— Aim —
Copy out all the records, word for word.
* * * * * * *
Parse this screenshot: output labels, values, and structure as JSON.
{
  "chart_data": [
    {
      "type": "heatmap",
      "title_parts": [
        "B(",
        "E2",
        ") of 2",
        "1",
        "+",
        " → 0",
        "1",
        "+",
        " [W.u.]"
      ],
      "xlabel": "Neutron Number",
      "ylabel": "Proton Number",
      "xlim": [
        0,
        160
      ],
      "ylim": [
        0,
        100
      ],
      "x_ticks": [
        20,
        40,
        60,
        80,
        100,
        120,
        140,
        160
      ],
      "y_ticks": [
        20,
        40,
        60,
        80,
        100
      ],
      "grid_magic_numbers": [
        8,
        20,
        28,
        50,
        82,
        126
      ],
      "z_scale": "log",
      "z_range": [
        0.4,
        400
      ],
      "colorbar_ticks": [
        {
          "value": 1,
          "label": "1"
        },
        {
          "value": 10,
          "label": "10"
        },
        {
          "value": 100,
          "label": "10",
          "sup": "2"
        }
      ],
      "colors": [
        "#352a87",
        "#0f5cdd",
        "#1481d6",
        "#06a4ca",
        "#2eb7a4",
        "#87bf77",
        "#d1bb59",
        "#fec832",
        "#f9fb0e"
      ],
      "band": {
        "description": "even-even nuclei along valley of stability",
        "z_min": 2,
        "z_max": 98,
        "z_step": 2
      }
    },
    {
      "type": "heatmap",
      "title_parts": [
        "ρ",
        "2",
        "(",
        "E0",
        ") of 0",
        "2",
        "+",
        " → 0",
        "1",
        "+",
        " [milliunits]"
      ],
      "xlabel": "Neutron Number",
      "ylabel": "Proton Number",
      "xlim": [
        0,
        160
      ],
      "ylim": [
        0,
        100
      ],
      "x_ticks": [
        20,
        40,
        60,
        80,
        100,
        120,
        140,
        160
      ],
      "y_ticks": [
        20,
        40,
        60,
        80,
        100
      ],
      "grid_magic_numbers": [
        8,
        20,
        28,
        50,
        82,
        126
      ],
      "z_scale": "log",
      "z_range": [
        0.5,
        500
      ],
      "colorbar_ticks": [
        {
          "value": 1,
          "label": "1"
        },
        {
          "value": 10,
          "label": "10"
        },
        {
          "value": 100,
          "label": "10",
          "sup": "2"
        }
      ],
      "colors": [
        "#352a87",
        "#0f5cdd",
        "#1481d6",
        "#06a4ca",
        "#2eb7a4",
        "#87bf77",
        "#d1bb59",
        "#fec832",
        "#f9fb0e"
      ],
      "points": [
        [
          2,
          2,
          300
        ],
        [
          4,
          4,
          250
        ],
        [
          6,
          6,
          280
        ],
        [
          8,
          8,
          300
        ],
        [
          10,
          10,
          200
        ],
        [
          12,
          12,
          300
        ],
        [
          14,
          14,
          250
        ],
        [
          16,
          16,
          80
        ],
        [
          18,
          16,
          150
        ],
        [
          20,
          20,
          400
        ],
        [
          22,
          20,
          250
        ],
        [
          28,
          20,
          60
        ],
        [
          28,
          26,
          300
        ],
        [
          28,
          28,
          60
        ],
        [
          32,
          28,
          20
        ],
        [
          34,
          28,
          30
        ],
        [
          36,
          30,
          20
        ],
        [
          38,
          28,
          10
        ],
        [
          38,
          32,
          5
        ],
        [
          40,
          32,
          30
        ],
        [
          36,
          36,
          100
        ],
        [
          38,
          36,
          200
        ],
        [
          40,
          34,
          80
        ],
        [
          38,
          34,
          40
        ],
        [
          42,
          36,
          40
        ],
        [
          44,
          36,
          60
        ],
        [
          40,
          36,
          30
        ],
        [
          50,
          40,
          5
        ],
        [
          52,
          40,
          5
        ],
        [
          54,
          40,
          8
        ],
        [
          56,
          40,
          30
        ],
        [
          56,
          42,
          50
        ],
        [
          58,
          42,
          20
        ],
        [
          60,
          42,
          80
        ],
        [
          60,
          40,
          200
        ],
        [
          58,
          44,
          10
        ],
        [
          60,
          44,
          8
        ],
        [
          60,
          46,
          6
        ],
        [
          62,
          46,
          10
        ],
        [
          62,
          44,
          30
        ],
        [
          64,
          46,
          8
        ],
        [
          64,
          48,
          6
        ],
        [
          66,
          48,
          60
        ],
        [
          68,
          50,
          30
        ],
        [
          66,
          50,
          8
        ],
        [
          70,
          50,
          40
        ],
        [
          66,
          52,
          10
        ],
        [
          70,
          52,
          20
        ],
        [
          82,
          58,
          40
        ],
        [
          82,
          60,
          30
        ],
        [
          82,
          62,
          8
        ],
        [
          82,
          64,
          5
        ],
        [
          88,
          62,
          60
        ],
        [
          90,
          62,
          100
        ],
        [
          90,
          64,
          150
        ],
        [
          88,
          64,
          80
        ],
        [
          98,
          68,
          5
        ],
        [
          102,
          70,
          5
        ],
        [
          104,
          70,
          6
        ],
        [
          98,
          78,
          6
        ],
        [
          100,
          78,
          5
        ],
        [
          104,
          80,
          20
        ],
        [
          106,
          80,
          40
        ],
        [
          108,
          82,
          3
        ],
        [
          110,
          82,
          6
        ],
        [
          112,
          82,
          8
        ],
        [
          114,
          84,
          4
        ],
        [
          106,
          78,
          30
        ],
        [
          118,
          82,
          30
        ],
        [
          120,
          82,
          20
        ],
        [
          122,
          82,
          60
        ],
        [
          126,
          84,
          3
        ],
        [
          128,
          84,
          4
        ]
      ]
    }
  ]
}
* * * * * * *
— Task result —
Parse this screenshot: output labels, values, and structure as JSON.
{
  "chart_data": [
    {
      "type": "heatmap",
      "title_parts": [
        "B(",
        "E2",
        ") of 2",
        "1",
        "+",
        " → 0",
        "1",
        "+",
        " [W.u.]"
      ],
      "xlabel": "Neutron Number",
      "ylabel": "Proton Number",
      "xlim": [
        0,
        160
      ],
      "ylim": [
        0,
        100
      ],
      "x_ticks": [
        20,
        40,
        60,
        80,
        100,
        120,
        140,
        160
      ],
      "y_ticks": [
        20,
        40,
        60,
        80,
        100
      ],
      "grid_magic_numbers": [
        8,
        20,
        28,
        50,
        82,
        126
      ],
      "z_scale": "log",
      "z_range": [
        0.4,
        400
      ],
      "colorbar_ticks": [
        {
          "value": 1,
          "label": "1"
        },
        {
          "value": 10,
          "label": "10"
        },
        {
          "value": 100,
          "label": "10",
          "sup": "2"
        }
      ],
      "colors": [
        "#352a87",
        "#0f5cdd",
        "#1481d6",
        "#06a4ca",
        "#2eb7a4",
        "#87bf77",
        "#d1bb59",
        "#fec832",
        "#f9fb0e"
      ],
      "band": {
        "description": "even-even nuclei along valley of stability",
        "z_min": 2,
        "z_max": 98,
        "z_step": 2
      }
    },
    {
      "type": "heatmap",
      "title_parts": [
        "ρ",
        "2",
        "(",
        "E0",
        ") of 0",
        "2",
        "+",
        " → 0",
        "1",
        "+",
        " [milliunits]"
      ],
      "xlabel": "Neutron Number",
      "ylabel": "Proton Number",
      "xlim": [
        0,
        160
      ],
      "ylim": [
        0,
        100
      ],
      "x_ticks": [
        20,
        40,
        60,
        80,
        100,
        120,
        140,
        160
      ],
      "y_ticks": [
        20,
        40,
        60,
        80,
        100
      ],
      "grid_magic_numbers": [
        8,
        20,
        28,
        50,
        82,
        126
      ],
      "z_scale": "log",
      "z_range": [
        0.5,
        500
      ],
      "colorbar_ticks": [
        {
          "value": 1,
          "label": "1"
        },
        {
          "value": 10,
          "label": "10"
        },
        {
          "value": 100,
          "label": "10",
          "sup": "2"
        }
      ],
      "colors": [
        "#352a87",
        "#0f5cdd",
        "#1481d6",
        "#06a4ca",
        "#2eb7a4",
        "#87bf77",
        "#d1bb59",
        "#fec832",
        "#f9fb0e"
      ],
      "points": [
        [
          2,
          2,
          300
        ],
        [
          4,
          4,
          250
        ],
        [
          6,
          6,
          280
        ],
        [
          8,
          8,
          300
        ],
        [
          10,
          10,
          200
        ],
        [
          12,
          12,
          300
        ],
        [
          14,
          14,
          250
        ],
        [
          16,
          16,
          80
        ],
        [
          18,
          16,
          150
        ],
        [
          20,
          20,
          400
        ],
        [
          22,
          20,
          250
        ],
        [
          28,
          20,
          60
        ],
        [
          28,
          26,
          300
        ],
        [
          28,
          28,
          60
        ],
        [
          32,
          28,
          20
        ],
        [
          34,
          28,
          30
        ],
        [
          36,
          30,
          20
        ],
        [
          38,
          28,
          10
        ],
        [
          38,
          32,
          5
        ],
        [
          40,
          32,
          30
        ],
        [
          36,
          36,
          100
        ],
        [
          38,
          36,
          200
        ],
        [
          40,
          34,
          80
        ],
        [
          38,
          34,
          40
        ],
        [
          42,
          36,
          40
        ],
        [
          44,
          36,
          60
        ],
        [
          40,
          36,
          30
        ],
        [
          50,
          40,
          5
        ],
        [
          52,
          40,
          5
        ],
        [
          54,
          40,
          8
        ],
        [
          56,
          40,
          30
        ],
        [
          56,
          42,
          50
        ],
        [
          58,
          42,
          20
        ],
        [
          60,
          42,
          80
        ],
        [
          60,
          40,
          200
        ],
        [
          58,
          44,
          10
        ],
        [
          60,
          44,
          8
        ],
        [
          60,
          46,
          6
        ],
        [
          62,
          46,
          10
        ],
        [
          62,
          44,
          30
        ],
        [
          64,
          46,
          8
        ],
        [
          64,
          48,
          6
        ],
        [
          66,
          48,
          60
        ],
        [
          68,
          50,
          30
        ],
        [
          66,
          50,
          8
        ],
        [
          70,
          50,
          40
        ],
        [
          66,
          52,
          10
        ],
        [
          70,
          52,
          20
        ],
        [
          82,
          58,
          40
        ],
        [
          82,
          60,
          30
        ],
        [
          82,
          62,
          8
        ],
        [
          82,
          64,
          5
        ],
        [
          88,
          62,
          60
        ],
        [
          90,
          62,
          100
        ],
        [
          90,
          64,
          150
        ],
        [
          88,
          64,
          80
        ],
        [
          98,
          68,
          5
        ],
        [
          102,
          70,
          5
        ],
        [
          104,
          70,
          6
        ],
        [
          98,
          78,
          6
        ],
        [
          100,
          78,
          5
        ],
        [
          104,
          80,
          20
        ],
        [
          106,
          80,
          40
        ],
        [
          108,
          82,
          3
        ],
        [
          110,
          82,
          6
        ],
        [
          112,
          82,
          8
        ],
        [
          114,
          84,
          4
        ],
        [
          106,
          78,
          30
        ],
        [
          118,
          82,
          30
        ],
        [
          120,
          82,
          20
        ],
        [
          122,
          82,
          60
        ],
        [
          126,
          84,
          3
        ],
        [
          128,
          84,
          4
        ]
      ]
    }
  ]
}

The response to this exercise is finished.